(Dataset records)
/---

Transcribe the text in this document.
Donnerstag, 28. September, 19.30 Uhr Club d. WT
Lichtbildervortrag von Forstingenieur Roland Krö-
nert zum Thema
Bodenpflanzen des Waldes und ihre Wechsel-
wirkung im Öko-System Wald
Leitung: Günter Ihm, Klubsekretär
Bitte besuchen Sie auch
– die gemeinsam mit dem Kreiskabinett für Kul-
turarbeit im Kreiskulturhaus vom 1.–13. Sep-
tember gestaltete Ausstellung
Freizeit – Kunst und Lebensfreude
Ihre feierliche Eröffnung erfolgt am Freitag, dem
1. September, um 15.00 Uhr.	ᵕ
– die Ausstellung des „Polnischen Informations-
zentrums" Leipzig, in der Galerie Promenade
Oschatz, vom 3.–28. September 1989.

\---

» Exercise
Reproduce the material above without altering a single character.

» Exercise result
Transcribe the text in this document.
Donnerstag, 28. September, 19.30 Uhr Club d. WT
Lichtbildervortrag von Forstingenieur Roland Krö-
nert zum Thema
Bodenpflanzen des Waldes und ihre Wechsel-
wirkung im Öko-System Wald
Leitung: Günter Ihm, Klubsekretär
Bitte besuchen Sie auch
– die gemeinsam mit dem Kreiskabinett für Kul-
turarbeit im Kreiskulturhaus vom 1.–13. Sep-
tember gestaltete Ausstellung
Freizeit – Kunst und Lebensfreude
Ihre feierliche Eröffnung erfolgt am Freitag, dem
1. September, um 15.00 Uhr.	ᵕ
– die Ausstellung des „Polnischen Informations-
zentrums" Leipzig, in der Galerie Promenade
Oschatz, vom 3.–28. September 1989.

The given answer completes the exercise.